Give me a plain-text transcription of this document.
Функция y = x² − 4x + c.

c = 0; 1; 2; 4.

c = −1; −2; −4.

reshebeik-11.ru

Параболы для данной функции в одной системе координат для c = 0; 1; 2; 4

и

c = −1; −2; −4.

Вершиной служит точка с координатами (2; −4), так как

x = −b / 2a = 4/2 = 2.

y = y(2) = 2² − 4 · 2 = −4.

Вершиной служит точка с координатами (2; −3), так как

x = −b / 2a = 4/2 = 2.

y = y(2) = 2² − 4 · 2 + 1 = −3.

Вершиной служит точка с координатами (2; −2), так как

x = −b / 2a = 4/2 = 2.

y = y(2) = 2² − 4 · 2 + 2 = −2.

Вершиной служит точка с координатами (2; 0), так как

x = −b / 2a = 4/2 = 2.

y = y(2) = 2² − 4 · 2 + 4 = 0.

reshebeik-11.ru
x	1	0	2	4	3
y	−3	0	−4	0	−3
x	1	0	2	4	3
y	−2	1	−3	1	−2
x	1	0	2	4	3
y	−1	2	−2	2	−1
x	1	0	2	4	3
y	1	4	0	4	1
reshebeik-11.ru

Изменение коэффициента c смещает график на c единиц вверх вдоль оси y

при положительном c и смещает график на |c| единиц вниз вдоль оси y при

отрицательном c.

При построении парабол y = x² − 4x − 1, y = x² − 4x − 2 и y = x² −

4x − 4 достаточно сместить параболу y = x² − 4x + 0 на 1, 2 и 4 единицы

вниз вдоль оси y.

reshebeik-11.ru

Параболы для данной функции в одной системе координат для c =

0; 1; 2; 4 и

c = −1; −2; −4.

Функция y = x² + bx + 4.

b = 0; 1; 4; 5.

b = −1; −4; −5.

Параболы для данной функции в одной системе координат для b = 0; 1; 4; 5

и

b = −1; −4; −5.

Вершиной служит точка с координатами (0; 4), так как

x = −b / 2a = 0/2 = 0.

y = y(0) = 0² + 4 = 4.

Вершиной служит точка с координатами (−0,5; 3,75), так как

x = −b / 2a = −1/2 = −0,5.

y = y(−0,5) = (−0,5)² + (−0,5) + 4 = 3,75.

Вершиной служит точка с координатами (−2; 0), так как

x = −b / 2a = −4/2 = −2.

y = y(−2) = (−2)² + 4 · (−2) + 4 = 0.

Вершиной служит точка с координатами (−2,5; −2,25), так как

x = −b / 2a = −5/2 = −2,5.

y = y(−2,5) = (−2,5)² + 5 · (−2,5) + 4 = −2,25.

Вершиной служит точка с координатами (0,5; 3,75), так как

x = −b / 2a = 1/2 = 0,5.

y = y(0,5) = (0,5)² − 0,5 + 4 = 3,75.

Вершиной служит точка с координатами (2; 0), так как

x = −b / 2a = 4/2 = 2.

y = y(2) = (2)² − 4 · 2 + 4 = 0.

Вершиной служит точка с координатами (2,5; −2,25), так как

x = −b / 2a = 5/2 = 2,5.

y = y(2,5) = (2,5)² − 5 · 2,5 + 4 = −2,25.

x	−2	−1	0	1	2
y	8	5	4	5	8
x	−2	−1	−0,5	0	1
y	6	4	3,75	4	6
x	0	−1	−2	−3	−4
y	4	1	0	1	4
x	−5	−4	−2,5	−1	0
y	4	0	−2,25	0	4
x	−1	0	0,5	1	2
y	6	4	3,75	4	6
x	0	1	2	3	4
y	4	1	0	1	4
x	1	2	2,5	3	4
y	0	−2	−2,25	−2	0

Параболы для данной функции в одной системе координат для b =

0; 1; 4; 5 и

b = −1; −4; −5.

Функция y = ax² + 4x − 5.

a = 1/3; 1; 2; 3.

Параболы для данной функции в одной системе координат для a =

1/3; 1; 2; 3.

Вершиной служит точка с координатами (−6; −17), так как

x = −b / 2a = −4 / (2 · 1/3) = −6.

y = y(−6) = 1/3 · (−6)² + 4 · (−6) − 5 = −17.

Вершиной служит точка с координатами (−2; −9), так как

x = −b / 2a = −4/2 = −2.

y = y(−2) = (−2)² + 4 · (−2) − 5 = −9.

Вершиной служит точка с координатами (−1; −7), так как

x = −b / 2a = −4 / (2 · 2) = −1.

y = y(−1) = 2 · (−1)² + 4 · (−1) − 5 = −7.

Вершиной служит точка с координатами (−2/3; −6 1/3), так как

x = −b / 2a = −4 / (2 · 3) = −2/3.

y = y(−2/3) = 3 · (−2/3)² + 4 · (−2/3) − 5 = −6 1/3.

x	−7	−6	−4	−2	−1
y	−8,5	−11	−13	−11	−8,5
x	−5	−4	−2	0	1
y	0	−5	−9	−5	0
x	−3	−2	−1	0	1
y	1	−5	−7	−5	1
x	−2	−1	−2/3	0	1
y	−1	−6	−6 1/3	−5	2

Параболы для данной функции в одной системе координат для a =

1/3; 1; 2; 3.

- Your instructions
Extract all of the data above without altering anything.

- Final answer
Give me a plain-text transcription of this document.
Функция y = x² − 4x + c.

c = 0; 1; 2; 4.

c = −1; −2; −4.

reshebeik-11.ru

Параболы для данной функции в одной системе координат для c = 0; 1; 2; 4

и

c = −1; −2; −4.

Вершиной служит точка с координатами (2; −4), так как

x = −b / 2a = 4/2 = 2.

y = y(2) = 2² − 4 · 2 = −4.

Вершиной служит точка с координатами (2; −3), так как

x = −b / 2a = 4/2 = 2.

y = y(2) = 2² − 4 · 2 + 1 = −3.

Вершиной служит точка с координатами (2; −2), так как

x = −b / 2a = 4/2 = 2.

y = y(2) = 2² − 4 · 2 + 2 = −2.

Вершиной служит точка с координатами (2; 0), так как

x = −b / 2a = 4/2 = 2.

y = y(2) = 2² − 4 · 2 + 4 = 0.

reshebeik-11.ru
x	1	0	2	4	3
y	−3	0	−4	0	−3
x	1	0	2	4	3
y	−2	1	−3	1	−2
x	1	0	2	4	3
y	−1	2	−2	2	−1
x	1	0	2	4	3
y	1	4	0	4	1
reshebeik-11.ru

Изменение коэффициента c смещает график на c единиц вверх вдоль оси y

при положительном c и смещает график на |c| единиц вниз вдоль оси y при

отрицательном c.

При построении парабол y = x² − 4x − 1, y = x² − 4x − 2 и y = x² −

4x − 4 достаточно сместить параболу y = x² − 4x + 0 на 1, 2 и 4 единицы

вниз вдоль оси y.

reshebeik-11.ru

Параболы для данной функции в одной системе координат для c =

0; 1; 2; 4 и

c = −1; −2; −4.

Функция y = x² + bx + 4.

b = 0; 1; 4; 5.

b = −1; −4; −5.

Параболы для данной функции в одной системе координат для b = 0; 1; 4; 5

и

b = −1; −4; −5.

Вершиной служит точка с координатами (0; 4), так как

x = −b / 2a = 0/2 = 0.

y = y(0) = 0² + 4 = 4.

Вершиной служит точка с координатами (−0,5; 3,75), так как

x = −b / 2a = −1/2 = −0,5.

y = y(−0,5) = (−0,5)² + (−0,5) + 4 = 3,75.

Вершиной служит точка с координатами (−2; 0), так как

x = −b / 2a = −4/2 = −2.

y = y(−2) = (−2)² + 4 · (−2) + 4 = 0.

Вершиной служит точка с координатами (−2,5; −2,25), так как

x = −b / 2a = −5/2 = −2,5.

y = y(−2,5) = (−2,5)² + 5 · (−2,5) + 4 = −2,25.

Вершиной служит точка с координатами (0,5; 3,75), так как

x = −b / 2a = 1/2 = 0,5.

y = y(0,5) = (0,5)² − 0,5 + 4 = 3,75.

Вершиной служит точка с координатами (2; 0), так как

x = −b / 2a = 4/2 = 2.

y = y(2) = (2)² − 4 · 2 + 4 = 0.

Вершиной служит точка с координатами (2,5; −2,25), так как

x = −b / 2a = 5/2 = 2,5.

y = y(2,5) = (2,5)² − 5 · 2,5 + 4 = −2,25.

x	−2	−1	0	1	2
y	8	5	4	5	8
x	−2	−1	−0,5	0	1
y	6	4	3,75	4	6
x	0	−1	−2	−3	−4
y	4	1	0	1	4
x	−5	−4	−2,5	−1	0
y	4	0	−2,25	0	4
x	−1	0	0,5	1	2
y	6	4	3,75	4	6
x	0	1	2	3	4
y	4	1	0	1	4
x	1	2	2,5	3	4
y	0	−2	−2,25	−2	0

Параболы для данной функции в одной системе координат для b =

0; 1; 4; 5 и

b = −1; −4; −5.

Функция y = ax² + 4x − 5.

a = 1/3; 1; 2; 3.

Параболы для данной функции в одной системе координат для a =

1/3; 1; 2; 3.

Вершиной служит точка с координатами (−6; −17), так как

x = −b / 2a = −4 / (2 · 1/3) = −6.

y = y(−6) = 1/3 · (−6)² + 4 · (−6) − 5 = −17.

Вершиной служит точка с координатами (−2; −9), так как

x = −b / 2a = −4/2 = −2.

y = y(−2) = (−2)² + 4 · (−2) − 5 = −9.

Вершиной служит точка с координатами (−1; −7), так как

x = −b / 2a = −4 / (2 · 2) = −1.

y = y(−1) = 2 · (−1)² + 4 · (−1) − 5 = −7.

Вершиной служит точка с координатами (−2/3; −6 1/3), так как

x = −b / 2a = −4 / (2 · 3) = −2/3.

y = y(−2/3) = 3 · (−2/3)² + 4 · (−2/3) − 5 = −6 1/3.

x	−7	−6	−4	−2	−1
y	−8,5	−11	−13	−11	−8,5
x	−5	−4	−2	0	1
y	0	−5	−9	−5	0
x	−3	−2	−1	0	1
y	1	−5	−7	−5	1
x	−2	−1	−2/3	0	1
y	−1	−6	−6 1/3	−5	2

Параболы для данной функции в одной системе координат для a =

1/3; 1; 2; 3.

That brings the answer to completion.